Exercise requirements ▸ Copy whichever lines contain the string "нашей".

Extracted data ▸
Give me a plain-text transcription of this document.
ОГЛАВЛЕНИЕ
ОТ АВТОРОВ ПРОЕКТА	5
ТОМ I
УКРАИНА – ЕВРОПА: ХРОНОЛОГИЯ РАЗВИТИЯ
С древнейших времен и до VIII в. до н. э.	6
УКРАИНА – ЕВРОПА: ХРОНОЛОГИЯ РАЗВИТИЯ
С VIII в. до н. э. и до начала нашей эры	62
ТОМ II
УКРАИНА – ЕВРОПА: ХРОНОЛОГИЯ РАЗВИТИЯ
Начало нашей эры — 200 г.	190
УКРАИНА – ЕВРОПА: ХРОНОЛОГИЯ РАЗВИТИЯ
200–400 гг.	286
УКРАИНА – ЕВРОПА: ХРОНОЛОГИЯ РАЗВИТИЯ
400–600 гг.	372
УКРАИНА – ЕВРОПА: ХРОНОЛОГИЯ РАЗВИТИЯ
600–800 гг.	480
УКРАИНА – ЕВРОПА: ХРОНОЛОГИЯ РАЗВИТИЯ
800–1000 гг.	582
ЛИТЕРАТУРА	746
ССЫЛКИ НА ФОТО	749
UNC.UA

Written solution ▸
С VIII в. до н. э. и до начала нашей эры	62
Начало нашей эры — 200 г.	190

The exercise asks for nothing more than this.